---- Dataset records

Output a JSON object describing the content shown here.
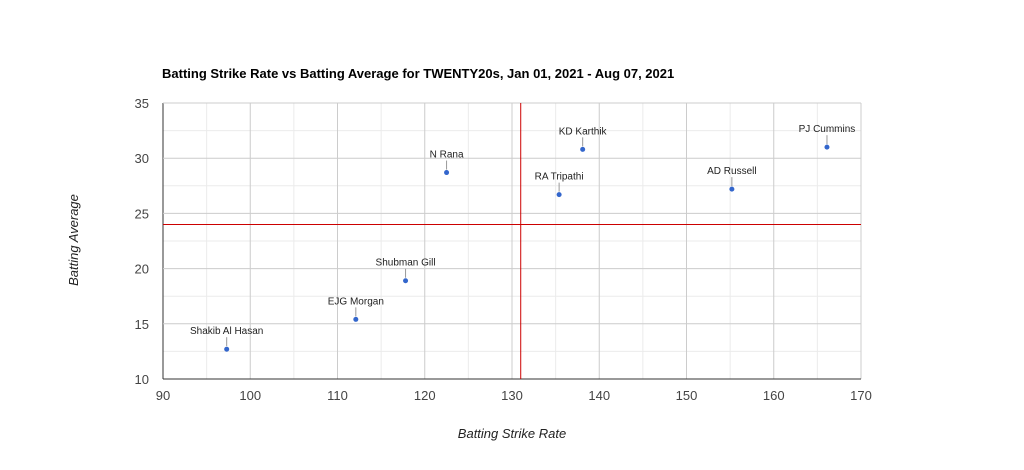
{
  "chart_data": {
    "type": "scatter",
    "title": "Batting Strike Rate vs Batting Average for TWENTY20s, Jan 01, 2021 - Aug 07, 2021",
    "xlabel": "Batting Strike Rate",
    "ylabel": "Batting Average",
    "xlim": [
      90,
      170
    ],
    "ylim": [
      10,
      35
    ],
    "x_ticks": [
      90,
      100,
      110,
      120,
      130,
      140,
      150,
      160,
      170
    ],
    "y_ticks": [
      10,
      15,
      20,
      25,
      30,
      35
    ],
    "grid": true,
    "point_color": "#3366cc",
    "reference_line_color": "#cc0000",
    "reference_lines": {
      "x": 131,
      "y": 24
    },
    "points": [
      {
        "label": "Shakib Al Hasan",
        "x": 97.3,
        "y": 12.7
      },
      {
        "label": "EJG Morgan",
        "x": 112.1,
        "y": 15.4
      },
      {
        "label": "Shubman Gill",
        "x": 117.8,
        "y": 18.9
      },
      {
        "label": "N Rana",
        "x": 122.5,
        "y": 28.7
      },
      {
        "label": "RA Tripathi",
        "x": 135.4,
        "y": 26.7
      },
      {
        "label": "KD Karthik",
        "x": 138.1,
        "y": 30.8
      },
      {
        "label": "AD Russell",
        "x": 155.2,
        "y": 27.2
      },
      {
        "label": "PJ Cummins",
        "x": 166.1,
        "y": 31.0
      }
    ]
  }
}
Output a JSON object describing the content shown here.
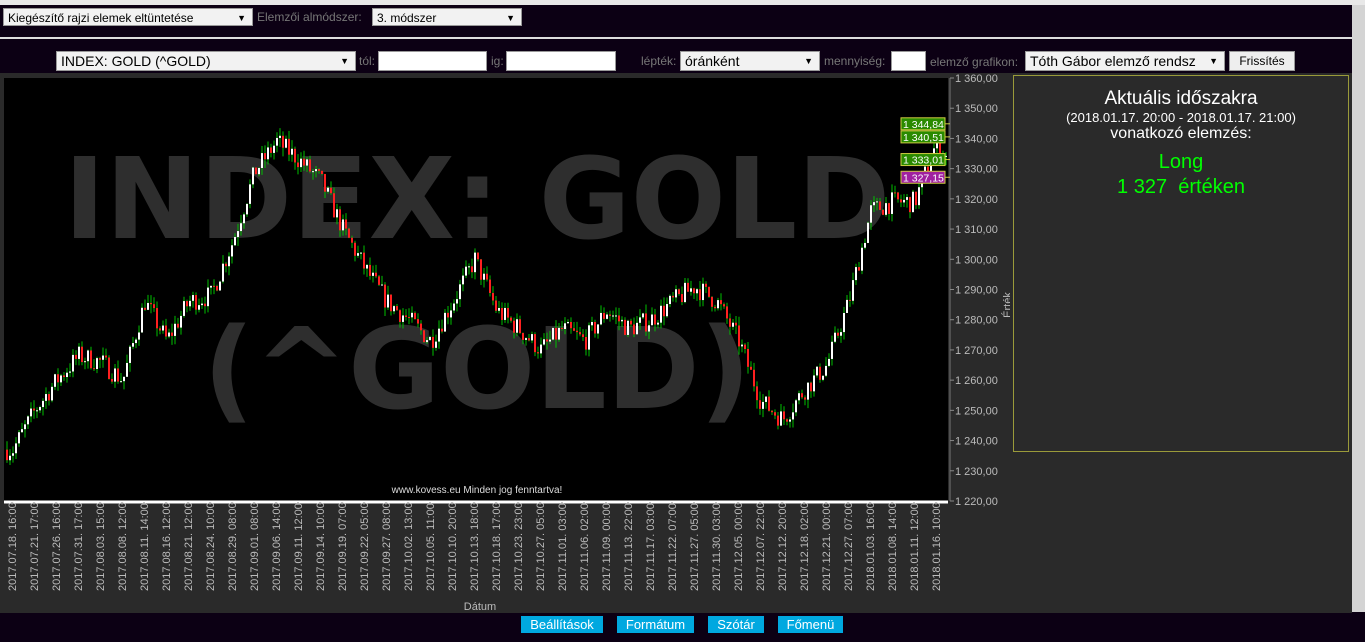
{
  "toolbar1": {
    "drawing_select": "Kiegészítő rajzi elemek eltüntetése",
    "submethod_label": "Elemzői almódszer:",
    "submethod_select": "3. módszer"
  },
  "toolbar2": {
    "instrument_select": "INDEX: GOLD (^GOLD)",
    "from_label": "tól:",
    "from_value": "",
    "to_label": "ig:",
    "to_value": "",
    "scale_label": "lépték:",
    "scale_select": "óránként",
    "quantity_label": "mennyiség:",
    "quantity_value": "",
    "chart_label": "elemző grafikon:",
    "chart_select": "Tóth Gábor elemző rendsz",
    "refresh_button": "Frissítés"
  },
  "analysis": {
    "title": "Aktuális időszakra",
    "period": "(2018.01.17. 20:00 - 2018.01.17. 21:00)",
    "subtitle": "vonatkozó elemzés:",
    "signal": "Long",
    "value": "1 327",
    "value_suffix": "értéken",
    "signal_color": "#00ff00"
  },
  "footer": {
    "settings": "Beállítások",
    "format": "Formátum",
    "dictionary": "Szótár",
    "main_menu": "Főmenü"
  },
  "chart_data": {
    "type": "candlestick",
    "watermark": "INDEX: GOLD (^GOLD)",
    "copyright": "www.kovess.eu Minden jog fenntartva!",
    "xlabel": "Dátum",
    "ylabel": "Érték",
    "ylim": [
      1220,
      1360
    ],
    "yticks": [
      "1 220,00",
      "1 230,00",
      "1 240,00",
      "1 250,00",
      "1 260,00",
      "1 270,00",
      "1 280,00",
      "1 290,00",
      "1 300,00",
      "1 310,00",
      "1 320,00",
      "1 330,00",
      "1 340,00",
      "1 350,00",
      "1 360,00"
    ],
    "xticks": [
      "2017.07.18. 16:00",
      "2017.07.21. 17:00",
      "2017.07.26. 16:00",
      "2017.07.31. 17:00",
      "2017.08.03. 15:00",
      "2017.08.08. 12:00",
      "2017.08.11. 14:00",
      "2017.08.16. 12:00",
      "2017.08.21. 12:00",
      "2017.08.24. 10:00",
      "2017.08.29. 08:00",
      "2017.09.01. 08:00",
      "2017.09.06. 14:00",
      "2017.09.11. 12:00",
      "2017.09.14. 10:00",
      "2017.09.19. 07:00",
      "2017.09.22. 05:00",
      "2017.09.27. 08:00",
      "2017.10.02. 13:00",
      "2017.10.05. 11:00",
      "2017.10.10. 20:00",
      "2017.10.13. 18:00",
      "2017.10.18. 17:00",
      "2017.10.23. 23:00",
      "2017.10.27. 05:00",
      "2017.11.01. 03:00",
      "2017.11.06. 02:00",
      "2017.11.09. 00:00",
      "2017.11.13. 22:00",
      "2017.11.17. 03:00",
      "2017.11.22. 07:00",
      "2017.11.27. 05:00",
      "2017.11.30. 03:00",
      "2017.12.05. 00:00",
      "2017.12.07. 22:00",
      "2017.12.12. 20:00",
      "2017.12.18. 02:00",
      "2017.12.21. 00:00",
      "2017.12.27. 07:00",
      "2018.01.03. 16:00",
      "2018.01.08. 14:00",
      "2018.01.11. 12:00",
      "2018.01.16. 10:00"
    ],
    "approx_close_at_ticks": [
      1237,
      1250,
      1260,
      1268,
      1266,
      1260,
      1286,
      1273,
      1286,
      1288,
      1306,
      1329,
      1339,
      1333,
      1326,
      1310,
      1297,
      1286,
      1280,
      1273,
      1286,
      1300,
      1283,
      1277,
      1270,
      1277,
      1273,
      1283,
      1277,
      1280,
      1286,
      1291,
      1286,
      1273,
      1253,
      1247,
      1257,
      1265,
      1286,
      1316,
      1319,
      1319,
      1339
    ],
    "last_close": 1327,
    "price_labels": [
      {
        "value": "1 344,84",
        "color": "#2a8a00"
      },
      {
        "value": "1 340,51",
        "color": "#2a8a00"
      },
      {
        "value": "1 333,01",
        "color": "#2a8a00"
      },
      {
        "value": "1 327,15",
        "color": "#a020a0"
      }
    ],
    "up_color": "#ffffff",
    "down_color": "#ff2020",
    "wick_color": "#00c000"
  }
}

--------
---- Dataset records

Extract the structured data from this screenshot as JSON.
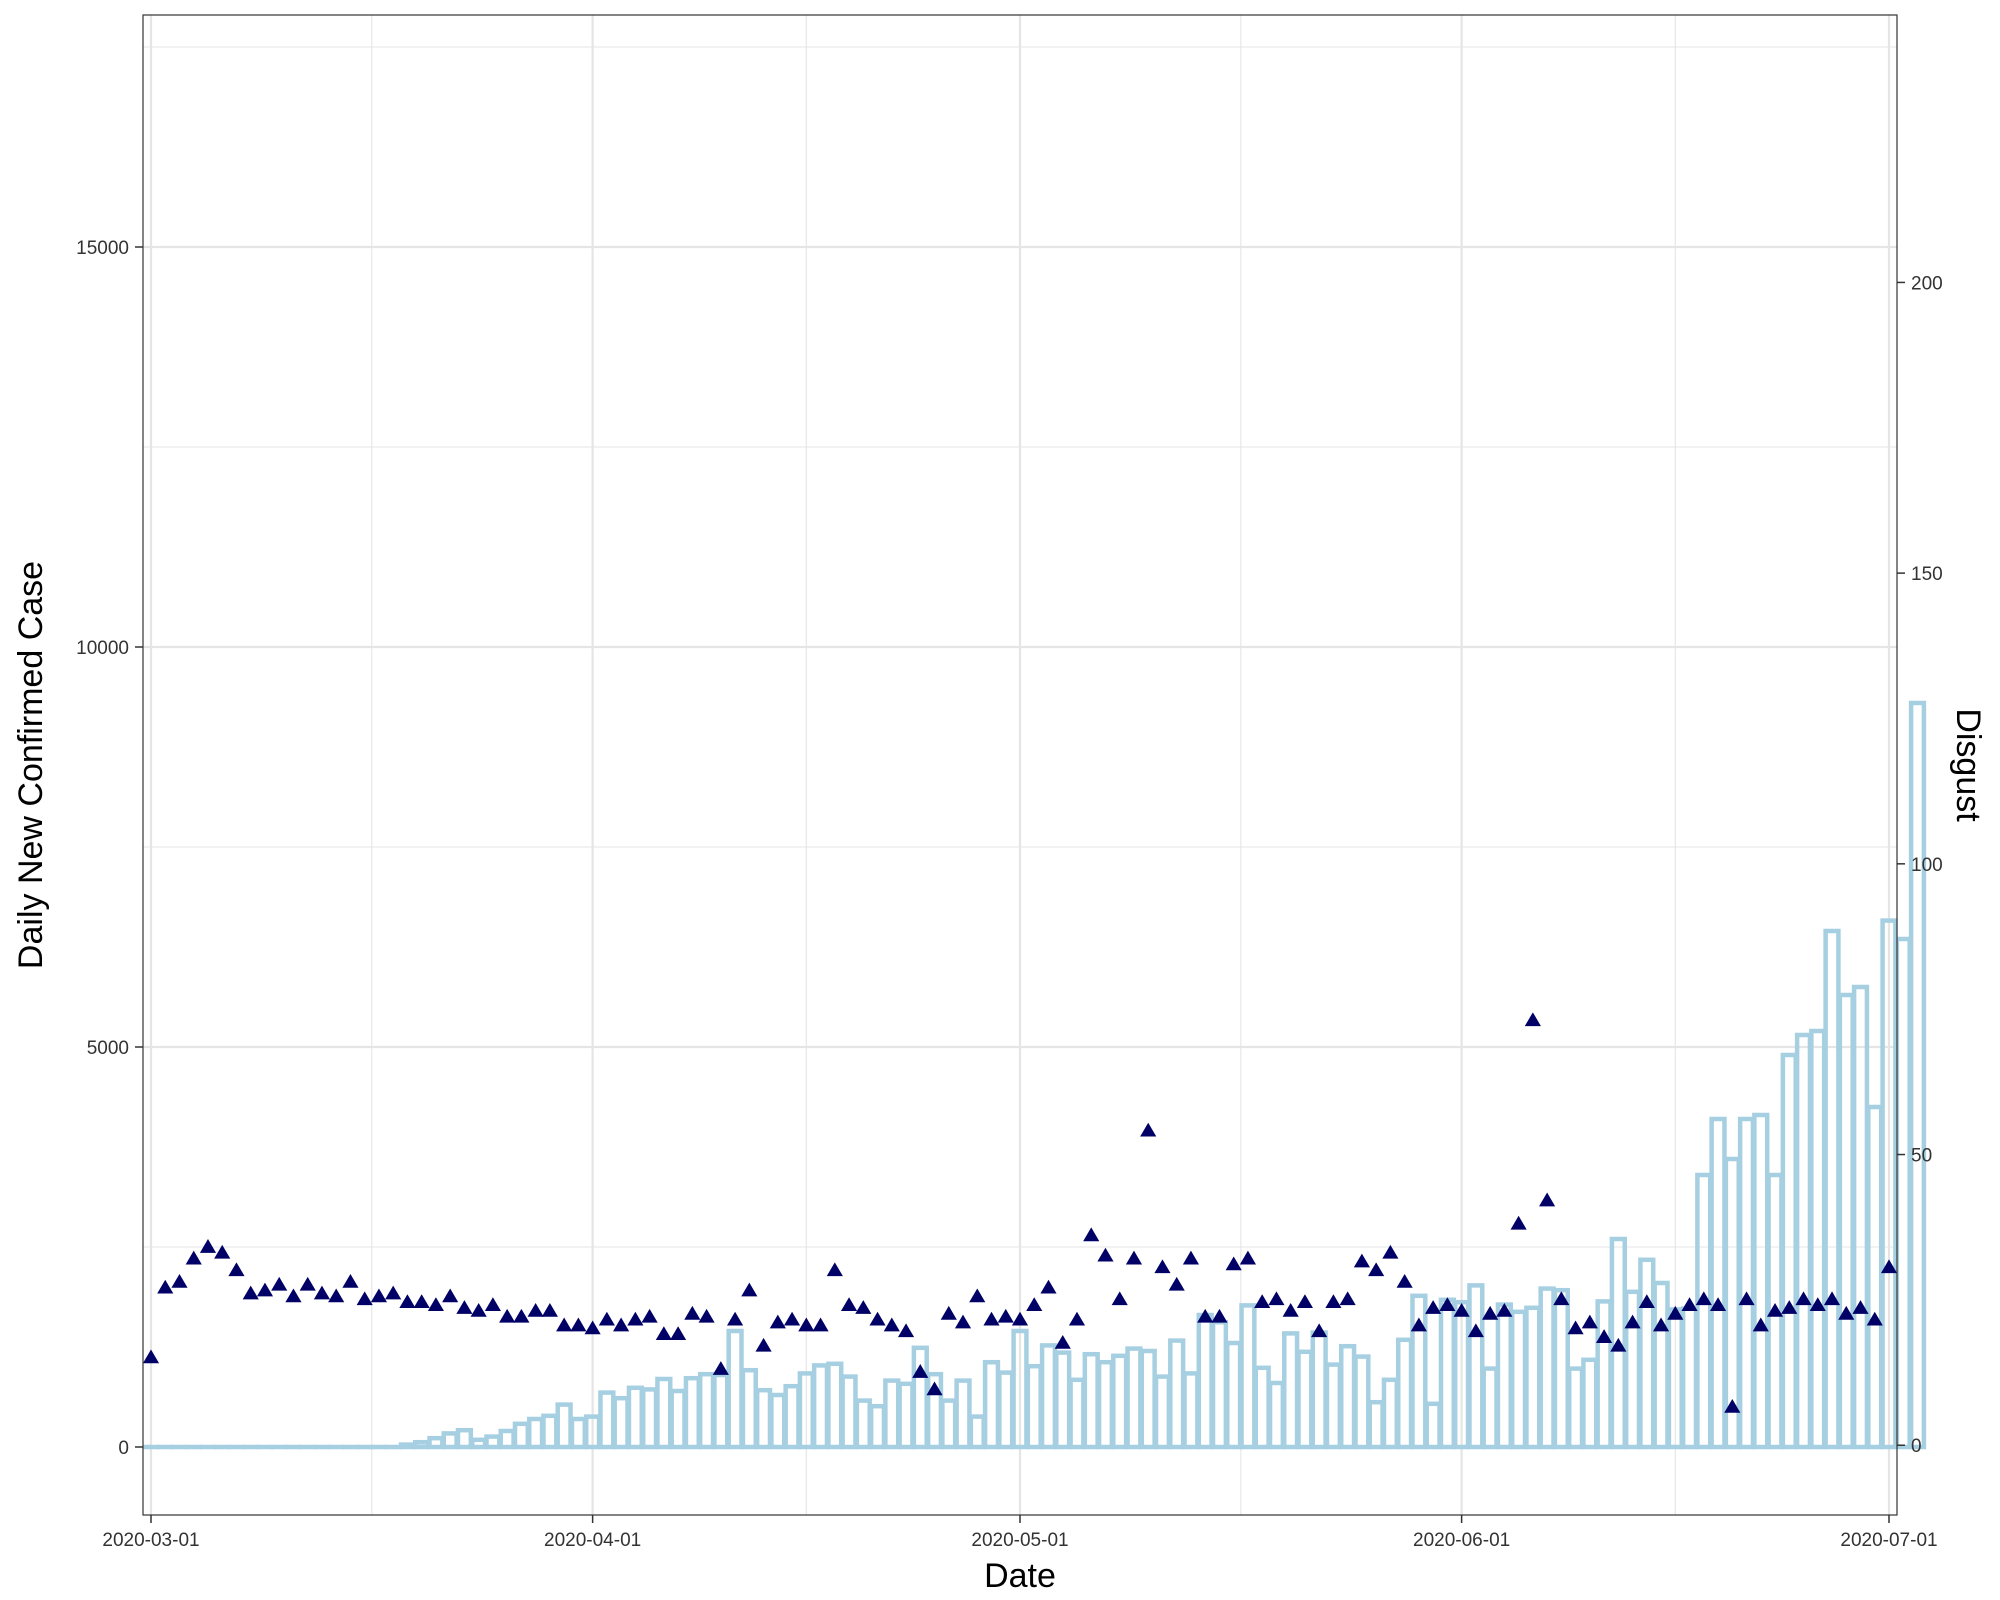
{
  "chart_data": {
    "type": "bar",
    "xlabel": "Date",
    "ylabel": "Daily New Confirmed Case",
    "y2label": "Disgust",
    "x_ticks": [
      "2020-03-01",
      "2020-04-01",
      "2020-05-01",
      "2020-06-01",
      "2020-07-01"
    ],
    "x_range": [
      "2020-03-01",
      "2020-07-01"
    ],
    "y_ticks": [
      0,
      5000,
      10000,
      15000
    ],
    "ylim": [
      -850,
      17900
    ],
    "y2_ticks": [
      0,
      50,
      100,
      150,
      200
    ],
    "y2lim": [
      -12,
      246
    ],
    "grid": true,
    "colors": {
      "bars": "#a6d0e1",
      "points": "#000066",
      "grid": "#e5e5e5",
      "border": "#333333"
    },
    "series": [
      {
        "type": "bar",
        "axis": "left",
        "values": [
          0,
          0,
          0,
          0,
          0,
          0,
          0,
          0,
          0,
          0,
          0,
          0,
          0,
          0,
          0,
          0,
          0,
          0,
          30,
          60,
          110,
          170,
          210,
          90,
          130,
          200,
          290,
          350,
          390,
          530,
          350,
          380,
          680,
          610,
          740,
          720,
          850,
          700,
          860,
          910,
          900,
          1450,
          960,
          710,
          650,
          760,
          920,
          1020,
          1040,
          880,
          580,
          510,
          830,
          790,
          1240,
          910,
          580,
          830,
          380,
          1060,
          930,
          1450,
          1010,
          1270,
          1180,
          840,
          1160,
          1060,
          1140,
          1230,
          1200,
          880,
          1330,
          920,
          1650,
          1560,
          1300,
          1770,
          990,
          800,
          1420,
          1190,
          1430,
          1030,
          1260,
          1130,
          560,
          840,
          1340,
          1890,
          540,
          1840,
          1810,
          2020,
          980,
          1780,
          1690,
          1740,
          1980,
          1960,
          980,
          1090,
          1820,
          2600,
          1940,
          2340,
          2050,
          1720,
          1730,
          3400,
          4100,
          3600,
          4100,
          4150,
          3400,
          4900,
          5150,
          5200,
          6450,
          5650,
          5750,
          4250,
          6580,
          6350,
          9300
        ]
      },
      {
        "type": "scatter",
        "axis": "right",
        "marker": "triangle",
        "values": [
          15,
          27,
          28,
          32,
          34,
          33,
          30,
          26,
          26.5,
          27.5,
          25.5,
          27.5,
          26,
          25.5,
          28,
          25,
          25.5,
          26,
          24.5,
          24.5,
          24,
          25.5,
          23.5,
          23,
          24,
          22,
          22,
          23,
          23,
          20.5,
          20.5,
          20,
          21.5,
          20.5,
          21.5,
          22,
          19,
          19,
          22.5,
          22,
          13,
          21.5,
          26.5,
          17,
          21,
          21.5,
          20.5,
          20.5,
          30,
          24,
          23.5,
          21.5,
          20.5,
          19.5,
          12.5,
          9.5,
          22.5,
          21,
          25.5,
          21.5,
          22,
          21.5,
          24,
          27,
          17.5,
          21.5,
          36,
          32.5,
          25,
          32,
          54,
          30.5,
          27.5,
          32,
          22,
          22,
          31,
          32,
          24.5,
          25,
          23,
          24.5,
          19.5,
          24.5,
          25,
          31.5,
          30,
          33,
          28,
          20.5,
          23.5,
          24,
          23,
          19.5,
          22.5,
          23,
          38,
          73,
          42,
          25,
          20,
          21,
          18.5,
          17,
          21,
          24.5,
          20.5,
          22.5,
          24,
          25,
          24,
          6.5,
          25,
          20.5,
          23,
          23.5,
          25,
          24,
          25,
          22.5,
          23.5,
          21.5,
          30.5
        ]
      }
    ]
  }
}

--------

▸ What this task involves: From the listing above, find the number of lines with the word "Rate" in them. Answer with the number only.

▸ Right answer: 2